● Data supplied

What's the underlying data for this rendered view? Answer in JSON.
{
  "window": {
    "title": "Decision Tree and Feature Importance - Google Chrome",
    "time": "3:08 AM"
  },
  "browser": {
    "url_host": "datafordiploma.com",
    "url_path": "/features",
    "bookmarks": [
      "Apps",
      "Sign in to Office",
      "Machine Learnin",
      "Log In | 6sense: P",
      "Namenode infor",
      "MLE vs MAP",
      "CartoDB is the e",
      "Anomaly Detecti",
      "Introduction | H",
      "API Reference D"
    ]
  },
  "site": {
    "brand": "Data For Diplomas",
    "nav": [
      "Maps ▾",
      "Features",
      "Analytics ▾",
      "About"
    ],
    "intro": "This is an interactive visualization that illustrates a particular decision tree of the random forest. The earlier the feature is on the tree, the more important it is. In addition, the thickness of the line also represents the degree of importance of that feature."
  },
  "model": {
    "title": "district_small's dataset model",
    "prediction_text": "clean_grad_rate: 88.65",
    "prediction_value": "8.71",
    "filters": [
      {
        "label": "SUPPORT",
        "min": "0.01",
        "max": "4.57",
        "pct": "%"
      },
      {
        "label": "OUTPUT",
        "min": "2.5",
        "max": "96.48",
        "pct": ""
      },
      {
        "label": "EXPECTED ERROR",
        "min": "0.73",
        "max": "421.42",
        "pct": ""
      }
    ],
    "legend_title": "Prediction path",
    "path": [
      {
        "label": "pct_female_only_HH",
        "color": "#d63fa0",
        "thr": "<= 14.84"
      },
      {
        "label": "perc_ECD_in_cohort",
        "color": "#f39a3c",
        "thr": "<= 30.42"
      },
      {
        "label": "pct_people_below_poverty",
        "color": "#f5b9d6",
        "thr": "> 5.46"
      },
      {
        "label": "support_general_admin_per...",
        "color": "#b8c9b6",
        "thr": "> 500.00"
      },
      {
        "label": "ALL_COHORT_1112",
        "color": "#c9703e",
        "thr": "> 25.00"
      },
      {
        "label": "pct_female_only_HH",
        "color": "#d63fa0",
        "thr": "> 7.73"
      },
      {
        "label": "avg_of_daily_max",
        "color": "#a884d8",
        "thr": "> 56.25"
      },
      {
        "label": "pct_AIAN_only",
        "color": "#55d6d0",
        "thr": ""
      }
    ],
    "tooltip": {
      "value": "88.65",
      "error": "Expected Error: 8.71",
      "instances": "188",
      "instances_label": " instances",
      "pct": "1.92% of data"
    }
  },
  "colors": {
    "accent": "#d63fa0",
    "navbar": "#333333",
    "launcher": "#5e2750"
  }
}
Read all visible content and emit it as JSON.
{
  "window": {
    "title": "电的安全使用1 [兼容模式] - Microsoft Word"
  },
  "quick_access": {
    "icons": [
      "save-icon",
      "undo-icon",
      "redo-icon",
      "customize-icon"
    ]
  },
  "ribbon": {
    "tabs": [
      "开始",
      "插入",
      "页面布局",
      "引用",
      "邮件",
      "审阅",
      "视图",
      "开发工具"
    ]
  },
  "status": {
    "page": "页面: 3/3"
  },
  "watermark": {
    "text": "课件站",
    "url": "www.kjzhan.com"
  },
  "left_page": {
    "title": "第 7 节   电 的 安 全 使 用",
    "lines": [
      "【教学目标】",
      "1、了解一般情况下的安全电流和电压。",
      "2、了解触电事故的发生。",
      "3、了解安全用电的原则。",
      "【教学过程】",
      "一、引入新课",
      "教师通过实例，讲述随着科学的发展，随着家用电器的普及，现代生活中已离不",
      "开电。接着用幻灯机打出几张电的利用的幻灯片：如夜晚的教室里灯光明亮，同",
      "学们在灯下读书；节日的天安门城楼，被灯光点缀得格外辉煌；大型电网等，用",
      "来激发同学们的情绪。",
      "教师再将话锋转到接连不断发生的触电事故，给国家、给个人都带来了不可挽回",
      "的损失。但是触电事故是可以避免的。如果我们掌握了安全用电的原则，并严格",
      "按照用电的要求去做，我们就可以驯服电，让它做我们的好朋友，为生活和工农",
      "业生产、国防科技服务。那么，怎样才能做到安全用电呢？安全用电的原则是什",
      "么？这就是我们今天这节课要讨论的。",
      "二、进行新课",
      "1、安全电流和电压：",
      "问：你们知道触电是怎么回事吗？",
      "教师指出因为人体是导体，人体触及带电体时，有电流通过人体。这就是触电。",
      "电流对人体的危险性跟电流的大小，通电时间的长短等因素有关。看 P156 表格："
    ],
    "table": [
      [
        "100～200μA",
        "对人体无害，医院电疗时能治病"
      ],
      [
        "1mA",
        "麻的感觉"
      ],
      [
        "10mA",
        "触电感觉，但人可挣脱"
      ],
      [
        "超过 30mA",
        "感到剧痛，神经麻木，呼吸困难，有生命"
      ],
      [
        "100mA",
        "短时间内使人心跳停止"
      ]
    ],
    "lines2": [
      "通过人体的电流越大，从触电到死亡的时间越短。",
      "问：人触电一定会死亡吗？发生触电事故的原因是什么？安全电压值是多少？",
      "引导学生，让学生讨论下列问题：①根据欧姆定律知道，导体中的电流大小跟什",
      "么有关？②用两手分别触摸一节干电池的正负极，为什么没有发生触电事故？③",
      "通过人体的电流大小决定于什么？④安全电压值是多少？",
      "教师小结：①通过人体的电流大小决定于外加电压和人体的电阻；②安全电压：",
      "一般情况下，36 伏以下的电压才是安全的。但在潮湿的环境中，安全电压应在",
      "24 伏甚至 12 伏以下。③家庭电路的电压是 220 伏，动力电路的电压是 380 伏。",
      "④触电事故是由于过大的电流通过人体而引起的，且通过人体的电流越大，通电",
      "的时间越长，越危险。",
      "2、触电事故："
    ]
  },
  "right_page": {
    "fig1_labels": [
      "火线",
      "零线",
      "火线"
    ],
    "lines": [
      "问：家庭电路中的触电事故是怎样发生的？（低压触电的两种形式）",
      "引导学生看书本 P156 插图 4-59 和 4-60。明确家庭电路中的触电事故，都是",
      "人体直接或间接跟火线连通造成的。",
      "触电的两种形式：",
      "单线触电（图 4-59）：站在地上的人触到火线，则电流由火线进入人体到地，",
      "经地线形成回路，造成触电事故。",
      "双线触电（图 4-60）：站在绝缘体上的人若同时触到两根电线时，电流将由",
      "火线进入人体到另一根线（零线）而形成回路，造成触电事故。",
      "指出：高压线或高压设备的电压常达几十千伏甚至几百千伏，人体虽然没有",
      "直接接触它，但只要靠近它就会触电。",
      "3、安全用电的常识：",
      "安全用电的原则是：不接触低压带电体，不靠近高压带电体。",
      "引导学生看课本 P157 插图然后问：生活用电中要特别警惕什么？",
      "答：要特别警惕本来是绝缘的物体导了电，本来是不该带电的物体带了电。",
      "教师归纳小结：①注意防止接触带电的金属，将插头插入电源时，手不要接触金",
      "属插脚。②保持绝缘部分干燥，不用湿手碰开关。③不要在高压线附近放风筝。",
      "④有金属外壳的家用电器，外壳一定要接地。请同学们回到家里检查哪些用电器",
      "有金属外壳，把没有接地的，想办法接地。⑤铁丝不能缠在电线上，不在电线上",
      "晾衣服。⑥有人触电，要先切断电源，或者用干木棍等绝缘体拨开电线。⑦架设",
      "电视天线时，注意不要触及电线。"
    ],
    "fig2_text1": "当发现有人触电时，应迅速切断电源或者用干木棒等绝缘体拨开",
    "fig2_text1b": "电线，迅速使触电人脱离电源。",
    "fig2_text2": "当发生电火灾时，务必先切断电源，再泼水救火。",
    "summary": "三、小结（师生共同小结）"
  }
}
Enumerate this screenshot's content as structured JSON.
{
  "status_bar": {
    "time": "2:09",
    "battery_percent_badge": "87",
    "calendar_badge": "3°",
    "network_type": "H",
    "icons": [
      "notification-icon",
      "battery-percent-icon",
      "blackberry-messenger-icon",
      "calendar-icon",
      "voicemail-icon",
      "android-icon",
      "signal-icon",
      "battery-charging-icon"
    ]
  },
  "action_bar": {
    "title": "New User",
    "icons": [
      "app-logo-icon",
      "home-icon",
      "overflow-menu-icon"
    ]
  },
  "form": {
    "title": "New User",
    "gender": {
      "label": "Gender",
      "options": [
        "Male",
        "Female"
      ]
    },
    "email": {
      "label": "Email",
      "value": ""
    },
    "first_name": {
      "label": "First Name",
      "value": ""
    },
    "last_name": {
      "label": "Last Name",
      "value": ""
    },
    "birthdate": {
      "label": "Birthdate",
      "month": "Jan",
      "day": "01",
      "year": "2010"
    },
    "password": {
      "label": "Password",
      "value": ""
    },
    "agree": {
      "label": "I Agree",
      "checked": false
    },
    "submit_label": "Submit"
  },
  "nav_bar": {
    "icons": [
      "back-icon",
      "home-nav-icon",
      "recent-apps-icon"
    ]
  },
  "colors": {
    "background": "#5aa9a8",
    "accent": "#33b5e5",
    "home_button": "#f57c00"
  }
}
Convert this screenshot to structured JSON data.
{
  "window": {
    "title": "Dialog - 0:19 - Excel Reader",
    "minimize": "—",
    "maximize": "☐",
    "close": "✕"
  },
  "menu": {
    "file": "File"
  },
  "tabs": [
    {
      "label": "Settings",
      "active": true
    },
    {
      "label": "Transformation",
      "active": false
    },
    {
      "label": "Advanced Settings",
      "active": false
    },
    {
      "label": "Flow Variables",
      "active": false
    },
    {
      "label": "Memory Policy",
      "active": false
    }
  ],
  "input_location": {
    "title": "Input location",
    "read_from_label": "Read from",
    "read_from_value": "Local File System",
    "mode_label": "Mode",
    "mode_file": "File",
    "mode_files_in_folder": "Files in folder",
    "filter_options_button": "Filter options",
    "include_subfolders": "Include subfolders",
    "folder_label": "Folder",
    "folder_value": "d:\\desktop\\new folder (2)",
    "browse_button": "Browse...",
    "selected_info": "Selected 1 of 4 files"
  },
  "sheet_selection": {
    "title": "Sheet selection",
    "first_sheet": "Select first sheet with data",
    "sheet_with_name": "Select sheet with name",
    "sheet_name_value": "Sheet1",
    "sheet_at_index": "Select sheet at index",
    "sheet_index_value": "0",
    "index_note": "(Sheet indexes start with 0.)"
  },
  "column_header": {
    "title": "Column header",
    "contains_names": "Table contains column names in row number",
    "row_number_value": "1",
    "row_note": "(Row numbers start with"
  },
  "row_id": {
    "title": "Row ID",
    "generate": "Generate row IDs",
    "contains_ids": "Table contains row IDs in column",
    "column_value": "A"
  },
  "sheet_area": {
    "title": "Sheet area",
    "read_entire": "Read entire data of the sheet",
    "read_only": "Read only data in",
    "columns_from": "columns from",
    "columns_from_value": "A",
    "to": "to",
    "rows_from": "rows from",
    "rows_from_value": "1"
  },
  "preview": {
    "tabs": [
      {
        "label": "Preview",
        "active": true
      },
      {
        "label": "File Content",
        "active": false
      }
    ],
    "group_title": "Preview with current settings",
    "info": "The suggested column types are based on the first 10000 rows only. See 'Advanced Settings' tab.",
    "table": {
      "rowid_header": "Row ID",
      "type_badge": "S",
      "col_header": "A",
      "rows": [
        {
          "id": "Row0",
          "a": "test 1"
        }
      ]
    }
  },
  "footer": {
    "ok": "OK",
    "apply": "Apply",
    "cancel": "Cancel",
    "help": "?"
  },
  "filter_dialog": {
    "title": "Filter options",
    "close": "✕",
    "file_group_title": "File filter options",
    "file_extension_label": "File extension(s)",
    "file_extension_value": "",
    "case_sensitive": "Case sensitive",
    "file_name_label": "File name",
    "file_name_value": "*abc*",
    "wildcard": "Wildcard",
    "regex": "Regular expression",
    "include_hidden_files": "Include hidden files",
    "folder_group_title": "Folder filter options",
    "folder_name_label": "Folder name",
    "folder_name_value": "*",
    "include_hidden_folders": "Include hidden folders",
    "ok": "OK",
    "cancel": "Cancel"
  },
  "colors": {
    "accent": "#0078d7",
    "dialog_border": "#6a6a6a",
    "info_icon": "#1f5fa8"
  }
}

● Task instructions
Identify each line in the records above containing the word "JSON"; copy those lines.

● Task output
What's the underlying data for this rendered view? Answer in JSON.
Read all visible content and emit it as JSON.
Enumerate this screenshot's content as structured JSON.
Convert this screenshot to structured JSON data.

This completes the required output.